*Material for this task*
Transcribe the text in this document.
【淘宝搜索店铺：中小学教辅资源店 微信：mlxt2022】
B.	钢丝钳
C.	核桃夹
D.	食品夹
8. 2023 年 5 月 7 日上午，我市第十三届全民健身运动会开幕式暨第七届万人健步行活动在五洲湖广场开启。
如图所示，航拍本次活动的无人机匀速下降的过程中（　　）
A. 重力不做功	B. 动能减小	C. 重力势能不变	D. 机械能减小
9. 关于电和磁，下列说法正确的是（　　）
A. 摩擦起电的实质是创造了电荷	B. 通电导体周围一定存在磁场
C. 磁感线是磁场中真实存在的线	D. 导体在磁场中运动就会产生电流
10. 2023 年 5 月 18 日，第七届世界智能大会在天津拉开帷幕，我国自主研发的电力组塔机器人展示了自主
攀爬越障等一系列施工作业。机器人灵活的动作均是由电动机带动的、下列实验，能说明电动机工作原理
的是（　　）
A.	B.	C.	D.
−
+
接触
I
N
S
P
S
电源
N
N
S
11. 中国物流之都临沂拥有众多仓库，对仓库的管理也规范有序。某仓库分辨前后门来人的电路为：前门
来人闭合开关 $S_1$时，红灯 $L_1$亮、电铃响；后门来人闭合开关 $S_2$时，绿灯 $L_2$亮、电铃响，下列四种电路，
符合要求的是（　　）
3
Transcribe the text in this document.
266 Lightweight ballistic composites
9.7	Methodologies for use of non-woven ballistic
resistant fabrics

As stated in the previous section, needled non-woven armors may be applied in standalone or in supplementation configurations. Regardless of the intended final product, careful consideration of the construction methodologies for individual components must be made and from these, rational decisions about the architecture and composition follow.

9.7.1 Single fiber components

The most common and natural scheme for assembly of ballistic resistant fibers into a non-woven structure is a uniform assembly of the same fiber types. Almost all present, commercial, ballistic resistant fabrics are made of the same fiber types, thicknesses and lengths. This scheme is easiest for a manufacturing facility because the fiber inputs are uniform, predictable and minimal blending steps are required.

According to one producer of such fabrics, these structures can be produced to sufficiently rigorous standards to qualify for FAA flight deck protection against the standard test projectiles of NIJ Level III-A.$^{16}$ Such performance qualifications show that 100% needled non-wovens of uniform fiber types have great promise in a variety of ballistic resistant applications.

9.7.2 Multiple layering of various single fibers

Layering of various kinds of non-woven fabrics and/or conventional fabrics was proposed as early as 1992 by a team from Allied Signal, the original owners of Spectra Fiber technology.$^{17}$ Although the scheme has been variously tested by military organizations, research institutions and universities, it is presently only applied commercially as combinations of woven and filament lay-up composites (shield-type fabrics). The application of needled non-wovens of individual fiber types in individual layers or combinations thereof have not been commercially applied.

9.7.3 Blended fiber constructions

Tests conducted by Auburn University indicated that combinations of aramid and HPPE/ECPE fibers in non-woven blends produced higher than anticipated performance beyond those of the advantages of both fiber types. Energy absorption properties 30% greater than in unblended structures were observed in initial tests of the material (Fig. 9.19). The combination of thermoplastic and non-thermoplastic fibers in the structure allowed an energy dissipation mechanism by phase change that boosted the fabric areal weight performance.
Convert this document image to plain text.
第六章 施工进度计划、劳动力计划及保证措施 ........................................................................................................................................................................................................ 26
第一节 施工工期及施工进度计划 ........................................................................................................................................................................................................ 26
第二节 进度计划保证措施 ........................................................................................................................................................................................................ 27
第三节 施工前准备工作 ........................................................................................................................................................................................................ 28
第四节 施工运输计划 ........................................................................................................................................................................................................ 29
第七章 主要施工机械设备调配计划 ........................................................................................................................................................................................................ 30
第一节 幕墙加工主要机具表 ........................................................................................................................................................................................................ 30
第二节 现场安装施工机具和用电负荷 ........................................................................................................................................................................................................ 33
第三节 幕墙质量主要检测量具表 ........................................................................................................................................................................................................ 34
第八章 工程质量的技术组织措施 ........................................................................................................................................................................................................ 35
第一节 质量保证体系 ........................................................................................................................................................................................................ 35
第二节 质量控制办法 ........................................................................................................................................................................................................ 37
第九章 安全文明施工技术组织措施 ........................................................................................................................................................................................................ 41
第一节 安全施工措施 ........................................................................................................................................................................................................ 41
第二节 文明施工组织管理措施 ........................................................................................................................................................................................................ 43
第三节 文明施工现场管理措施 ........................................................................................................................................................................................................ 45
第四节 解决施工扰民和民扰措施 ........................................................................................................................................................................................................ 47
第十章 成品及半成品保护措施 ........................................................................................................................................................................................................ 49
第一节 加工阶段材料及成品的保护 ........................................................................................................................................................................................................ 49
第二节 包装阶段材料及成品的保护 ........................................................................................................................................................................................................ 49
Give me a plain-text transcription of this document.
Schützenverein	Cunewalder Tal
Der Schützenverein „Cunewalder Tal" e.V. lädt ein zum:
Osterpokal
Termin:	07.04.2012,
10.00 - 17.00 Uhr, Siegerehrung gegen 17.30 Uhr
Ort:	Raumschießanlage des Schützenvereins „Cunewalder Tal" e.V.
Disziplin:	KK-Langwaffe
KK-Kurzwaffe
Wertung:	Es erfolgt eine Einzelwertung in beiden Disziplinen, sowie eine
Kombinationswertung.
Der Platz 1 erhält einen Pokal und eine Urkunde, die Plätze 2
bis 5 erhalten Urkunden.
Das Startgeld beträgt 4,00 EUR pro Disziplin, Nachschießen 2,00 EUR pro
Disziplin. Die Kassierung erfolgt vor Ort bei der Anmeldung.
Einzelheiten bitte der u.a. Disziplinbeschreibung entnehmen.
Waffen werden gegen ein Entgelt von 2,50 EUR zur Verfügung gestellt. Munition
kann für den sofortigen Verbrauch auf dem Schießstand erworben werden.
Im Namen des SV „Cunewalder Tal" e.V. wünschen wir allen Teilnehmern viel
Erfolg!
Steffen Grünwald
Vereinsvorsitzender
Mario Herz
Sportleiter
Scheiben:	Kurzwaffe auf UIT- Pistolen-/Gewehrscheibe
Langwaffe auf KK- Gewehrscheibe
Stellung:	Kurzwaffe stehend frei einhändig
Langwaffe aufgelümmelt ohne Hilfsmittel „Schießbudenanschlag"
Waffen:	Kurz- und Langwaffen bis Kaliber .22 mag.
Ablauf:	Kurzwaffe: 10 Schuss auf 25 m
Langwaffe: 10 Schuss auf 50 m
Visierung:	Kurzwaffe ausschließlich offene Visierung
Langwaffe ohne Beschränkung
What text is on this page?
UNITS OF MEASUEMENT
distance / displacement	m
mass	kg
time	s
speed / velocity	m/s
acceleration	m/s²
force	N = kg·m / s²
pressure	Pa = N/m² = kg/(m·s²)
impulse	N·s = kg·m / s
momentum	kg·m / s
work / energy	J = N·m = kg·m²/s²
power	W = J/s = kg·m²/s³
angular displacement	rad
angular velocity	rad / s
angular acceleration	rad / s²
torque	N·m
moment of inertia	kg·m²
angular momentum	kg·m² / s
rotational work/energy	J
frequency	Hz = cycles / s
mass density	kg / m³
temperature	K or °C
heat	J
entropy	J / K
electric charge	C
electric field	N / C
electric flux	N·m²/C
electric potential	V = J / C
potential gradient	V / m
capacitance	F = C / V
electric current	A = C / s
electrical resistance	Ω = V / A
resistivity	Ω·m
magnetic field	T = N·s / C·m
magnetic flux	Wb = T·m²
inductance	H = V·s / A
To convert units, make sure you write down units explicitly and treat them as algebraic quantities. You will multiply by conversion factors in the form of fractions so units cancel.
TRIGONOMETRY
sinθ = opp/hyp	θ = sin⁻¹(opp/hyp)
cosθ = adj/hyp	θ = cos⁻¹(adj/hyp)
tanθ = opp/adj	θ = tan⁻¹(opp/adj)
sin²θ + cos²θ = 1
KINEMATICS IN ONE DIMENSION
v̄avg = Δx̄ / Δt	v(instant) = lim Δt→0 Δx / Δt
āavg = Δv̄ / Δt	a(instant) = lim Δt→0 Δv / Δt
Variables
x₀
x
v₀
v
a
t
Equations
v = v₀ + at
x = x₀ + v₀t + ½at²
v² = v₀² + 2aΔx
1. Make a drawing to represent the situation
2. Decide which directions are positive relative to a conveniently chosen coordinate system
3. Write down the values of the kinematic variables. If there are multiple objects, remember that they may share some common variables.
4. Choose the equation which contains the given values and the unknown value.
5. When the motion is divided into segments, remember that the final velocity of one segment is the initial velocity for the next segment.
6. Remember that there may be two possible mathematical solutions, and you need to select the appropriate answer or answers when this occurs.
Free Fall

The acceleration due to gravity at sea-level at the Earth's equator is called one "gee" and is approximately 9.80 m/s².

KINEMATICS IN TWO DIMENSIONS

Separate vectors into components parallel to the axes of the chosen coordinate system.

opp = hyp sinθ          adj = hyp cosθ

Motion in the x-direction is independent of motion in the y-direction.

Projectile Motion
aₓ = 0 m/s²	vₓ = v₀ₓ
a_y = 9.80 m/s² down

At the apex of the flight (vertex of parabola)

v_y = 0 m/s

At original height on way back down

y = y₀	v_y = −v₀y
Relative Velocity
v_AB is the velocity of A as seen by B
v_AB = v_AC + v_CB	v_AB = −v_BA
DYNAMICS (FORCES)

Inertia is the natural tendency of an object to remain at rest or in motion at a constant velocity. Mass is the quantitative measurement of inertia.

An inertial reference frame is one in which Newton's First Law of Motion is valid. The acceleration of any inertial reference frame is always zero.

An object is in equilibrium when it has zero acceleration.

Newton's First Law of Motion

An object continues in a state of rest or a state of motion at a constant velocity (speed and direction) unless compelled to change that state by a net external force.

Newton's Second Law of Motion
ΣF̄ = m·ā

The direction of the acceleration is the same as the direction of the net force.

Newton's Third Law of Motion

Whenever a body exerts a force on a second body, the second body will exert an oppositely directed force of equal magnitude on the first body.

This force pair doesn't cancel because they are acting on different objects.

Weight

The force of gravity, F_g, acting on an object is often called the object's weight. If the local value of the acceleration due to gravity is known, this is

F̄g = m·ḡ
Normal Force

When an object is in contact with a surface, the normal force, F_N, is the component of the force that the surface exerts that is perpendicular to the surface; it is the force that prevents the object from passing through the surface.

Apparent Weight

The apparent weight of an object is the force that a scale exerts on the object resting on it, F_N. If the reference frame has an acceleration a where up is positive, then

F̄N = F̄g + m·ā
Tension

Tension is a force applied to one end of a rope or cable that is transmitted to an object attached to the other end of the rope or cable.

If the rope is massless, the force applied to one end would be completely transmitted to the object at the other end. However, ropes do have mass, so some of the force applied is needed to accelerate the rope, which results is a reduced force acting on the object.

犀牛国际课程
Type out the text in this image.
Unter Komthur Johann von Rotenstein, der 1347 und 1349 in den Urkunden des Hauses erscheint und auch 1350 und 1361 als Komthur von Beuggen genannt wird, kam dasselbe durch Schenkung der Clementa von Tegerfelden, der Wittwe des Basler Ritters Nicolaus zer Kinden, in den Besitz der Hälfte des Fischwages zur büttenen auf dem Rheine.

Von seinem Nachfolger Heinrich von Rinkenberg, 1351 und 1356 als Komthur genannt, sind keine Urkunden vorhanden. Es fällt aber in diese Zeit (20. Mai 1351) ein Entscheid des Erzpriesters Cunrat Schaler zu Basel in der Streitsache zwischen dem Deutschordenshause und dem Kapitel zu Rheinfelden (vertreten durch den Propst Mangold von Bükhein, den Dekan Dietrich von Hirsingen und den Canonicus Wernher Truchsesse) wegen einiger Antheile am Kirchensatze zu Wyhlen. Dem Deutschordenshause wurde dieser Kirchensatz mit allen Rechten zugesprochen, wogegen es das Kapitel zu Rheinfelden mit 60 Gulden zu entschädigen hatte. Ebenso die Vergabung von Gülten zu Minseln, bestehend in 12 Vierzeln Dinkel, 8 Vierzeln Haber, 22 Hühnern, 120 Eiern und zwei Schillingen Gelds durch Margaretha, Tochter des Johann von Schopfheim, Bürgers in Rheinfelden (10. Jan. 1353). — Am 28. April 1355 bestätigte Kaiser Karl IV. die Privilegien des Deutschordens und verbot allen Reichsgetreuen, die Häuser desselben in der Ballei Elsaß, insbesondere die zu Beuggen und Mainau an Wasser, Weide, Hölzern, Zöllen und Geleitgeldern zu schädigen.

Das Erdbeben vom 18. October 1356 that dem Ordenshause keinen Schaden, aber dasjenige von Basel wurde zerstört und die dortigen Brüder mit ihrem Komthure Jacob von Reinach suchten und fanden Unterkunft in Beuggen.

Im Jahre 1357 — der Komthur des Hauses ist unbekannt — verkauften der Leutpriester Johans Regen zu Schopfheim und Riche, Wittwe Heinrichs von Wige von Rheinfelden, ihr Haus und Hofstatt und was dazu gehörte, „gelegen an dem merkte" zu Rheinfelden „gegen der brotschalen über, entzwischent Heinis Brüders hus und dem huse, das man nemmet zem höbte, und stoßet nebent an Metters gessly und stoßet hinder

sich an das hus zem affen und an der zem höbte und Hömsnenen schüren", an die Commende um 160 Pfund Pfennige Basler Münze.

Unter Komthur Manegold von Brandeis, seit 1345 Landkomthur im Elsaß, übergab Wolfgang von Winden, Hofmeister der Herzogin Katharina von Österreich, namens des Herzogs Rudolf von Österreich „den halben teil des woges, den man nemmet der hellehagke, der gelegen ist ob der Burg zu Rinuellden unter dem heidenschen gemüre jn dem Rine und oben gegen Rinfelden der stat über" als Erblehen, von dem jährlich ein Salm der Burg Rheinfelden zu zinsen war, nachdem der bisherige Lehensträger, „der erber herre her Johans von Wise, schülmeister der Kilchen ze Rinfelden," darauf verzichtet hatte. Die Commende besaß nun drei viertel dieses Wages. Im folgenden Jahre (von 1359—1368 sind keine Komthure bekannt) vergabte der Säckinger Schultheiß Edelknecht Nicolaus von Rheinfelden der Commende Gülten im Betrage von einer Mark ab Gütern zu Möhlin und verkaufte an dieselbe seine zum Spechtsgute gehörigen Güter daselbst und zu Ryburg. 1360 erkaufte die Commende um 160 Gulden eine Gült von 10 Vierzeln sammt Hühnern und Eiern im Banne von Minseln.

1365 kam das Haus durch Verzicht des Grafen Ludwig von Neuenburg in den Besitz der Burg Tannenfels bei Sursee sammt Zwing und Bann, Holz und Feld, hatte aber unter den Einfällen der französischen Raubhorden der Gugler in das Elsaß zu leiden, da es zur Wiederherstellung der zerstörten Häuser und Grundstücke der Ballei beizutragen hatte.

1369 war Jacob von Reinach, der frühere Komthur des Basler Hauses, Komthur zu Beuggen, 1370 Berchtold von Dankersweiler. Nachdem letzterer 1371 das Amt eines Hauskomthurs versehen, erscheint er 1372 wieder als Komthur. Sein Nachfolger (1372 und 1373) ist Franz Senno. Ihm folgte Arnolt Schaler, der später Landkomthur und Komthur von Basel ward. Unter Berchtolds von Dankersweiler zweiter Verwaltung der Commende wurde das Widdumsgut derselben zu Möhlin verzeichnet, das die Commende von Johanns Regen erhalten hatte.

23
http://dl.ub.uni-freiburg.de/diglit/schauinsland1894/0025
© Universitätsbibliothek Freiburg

*Work to be completed*
Read through the data and copy every line where "positive" shows up.

*Written answer*
2. Decide which directions are positive relative to a conveniently chosen coordinate system
The apparent weight of an object is the force that a scale exerts on the object resting on it, F_N. If the reference frame has an acceleration a where up is positive, then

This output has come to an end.